Pick out each line containing the string "الفتحات" and copy it.

Entries taken from a collection:
--- begin ---

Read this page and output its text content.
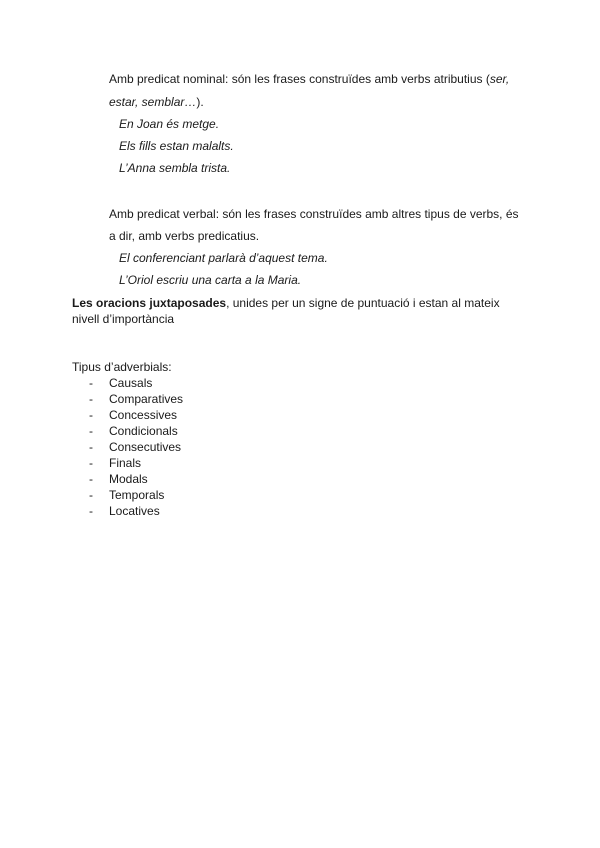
Amb predicat nominal: són les frases construïdes amb verbs atributius (ser,
estar, semblar…).
En Joan és metge.
Els fills estan malalts.
L’Anna sembla trista.
Amb predicat verbal: són les frases construïdes amb altres tipus de verbs, és
a dir, amb verbs predicatius.
El conferenciant parlarà d’aquest tema.
L’Oriol escriu una carta a la Maria.
Les oracions juxtaposades, unides per un signe de puntuació i estan al mateix
nivell d’importància
Tipus d’adverbials:
- Causals
- Comparatives
- Concessives
- Condicionals
- Consecutives
- Finals
- Modals
- Temporals
- Locatives
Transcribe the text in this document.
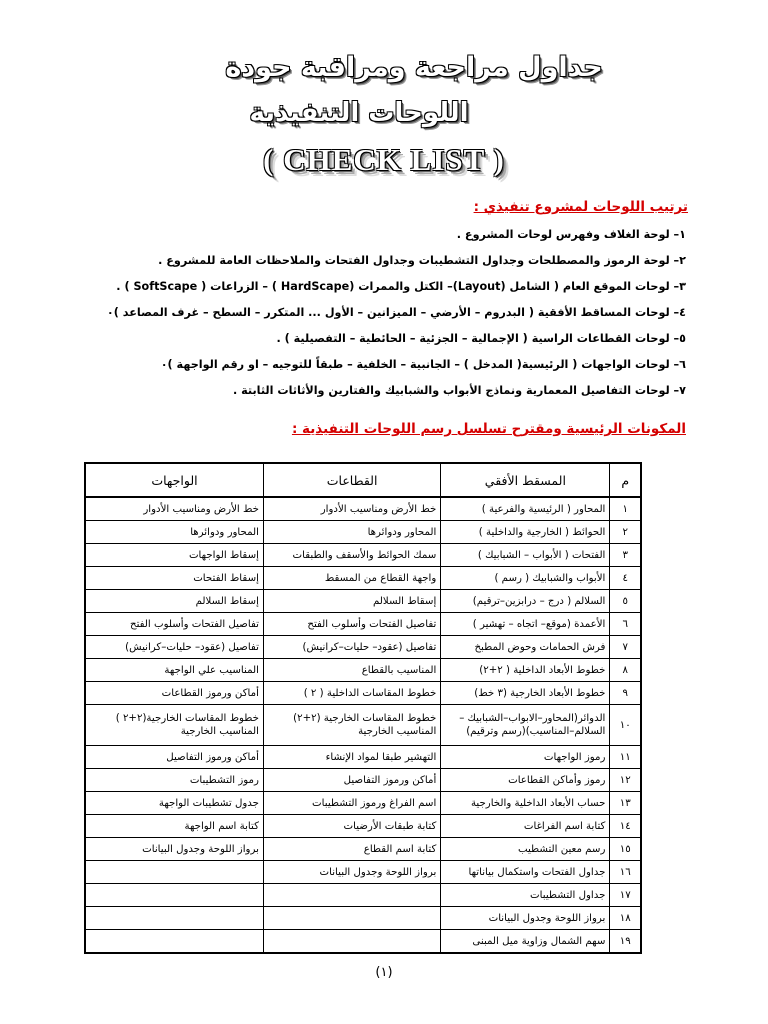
جداول مراجعة ومراقبة جودة
اللوحات التنفيذية
( CHECK LIST )
ترتيب اللوحات لمشروع تنفيذي :
١– لوحة الغلاف وفهرس لوحات المشروع .
٢– لوحة الرموز والمصطلحات وجداول التشطيبات وجداول الفتحات والملاحظات العامة للمشروع .
٣– لوحات الموقع العام ( الشامل (Layout)– الكتل والممرات (HardScape ) – الزراعات ( SoftScape ) .
٤– لوحات المساقط الأفقية ( البدروم – الأرضي – الميزانين – الأول ... المتكرر – السطح – غرف المصاعد )٠
٥– لوحات القطاعات الراسية ( الإجمالية – الجزئية – الحائطية – التفصيلية ) .
٦– لوحات الواجهات ( الرئيسية( المدخل ) – الجانبية – الخلفية – طبقاً للتوجيه – او رقم الواجهة )٠
٧– لوحات التفاصيل المعمارية ونماذج الأبواب والشبابيك والفتارين والأثاثات الثابتة .
المكونات الرئيسية ومقترح تسلسل رسم اللوحات التنفيذية :
م	المسقط الأفقي	القطاعات	الواجهات
١	المحاور ( الرئيسية والفرعية )	خط الأرض ومناسيب الأدوار	خط الأرض ومناسيب الأدوار
٢	الحوائط ( الخارجية والداخلية )	المحاور ودوائرها	المحاور ودوائرها
٣	الفتحات ( الأبواب – الشبابيك )	سمك الحوائط والأسقف والطبقات	إسقاط الواجهات
٤	الأبواب والشبابيك ( رسم )	واجهة القطاع من المسقط	إسقاط الفتحات
٥	السلالم ( درج – درابزين–ترقيم)	إسقاط السلالم	إسقاط السلالم
٦	الأعمدة (موقع– اتجاه – تهشير )	تفاصيل الفتحات وأسلوب الفتح	تفاصيل الفتحات وأسلوب الفتح
٧	فرش الحمامات وحوض المطبخ	تفاصيل (عقود– حليات–كرانيش)	تفاصيل (عقود– حليات–كرانيش)
٨	خطوط الأبعاد الداخلية ( ٢+٢)	المناسيب بالقطاع	المناسيب علي الواجهة
٩	خطوط الأبعاد الخارجية (٣ خط)	خطوط المقاسات الداخلية ( ٢ )	أماكن ورموز القطاعات
١٠	الدوائر(المحاور–الابواب–الشبابيك – السلالم–المناسيب)(رسم وترقيم)	خطوط المقاسات الخارجية (٢+٢) المناسيب الخارجية	خطوط المقاسات الخارجية(٢+٢ ) المناسيب الخارجية
١١	رموز الواجهات	التهشير طبقا لمواد الإنشاء	أماكن ورموز التفاصيل
١٢	رموز وأماكن القطاعات	أماكن ورموز التفاصيل	رموز التشطيبات
١٣	حساب الأبعاد الداخلية والخارجية	اسم الفراغ ورموز التشطيبات	جدول تشطيبات الواجهة
١٤	كتابة اسم الفراغات	كتابة طبقات الأرضيات	كتابة اسم الواجهة
١٥	رسم معين التشطيب	كتابة اسم القطاع	برواز اللوحة وجدول البيانات
١٦	جداول الفتحات واستكمال بياناتها	برواز اللوحة وجدول البيانات	
١٧	جداول التشطيبات		
١٨	برواز اللوحة وجدول البيانات		
١٩	سهم الشمال وزاوية ميل المبنى		
(١)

--- end ---

# Exercise output
٢– لوحة الرموز والمصطلحات وجداول التشطيبات وجداول الفتحات والملاحظات العامة للمشروع .
٣	الفتحات ( الأبواب – الشبابيك )	سمك الحوائط والأسقف والطبقات	إسقاط الواجهات
٤	الأبواب والشبابيك ( رسم )	واجهة القطاع من المسقط	إسقاط الفتحات
٦	الأعمدة (موقع– اتجاه – تهشير )	تفاصيل الفتحات وأسلوب الفتح	تفاصيل الفتحات وأسلوب الفتح
١٦	جداول الفتحات واستكمال بياناتها	برواز اللوحة وجدول البيانات	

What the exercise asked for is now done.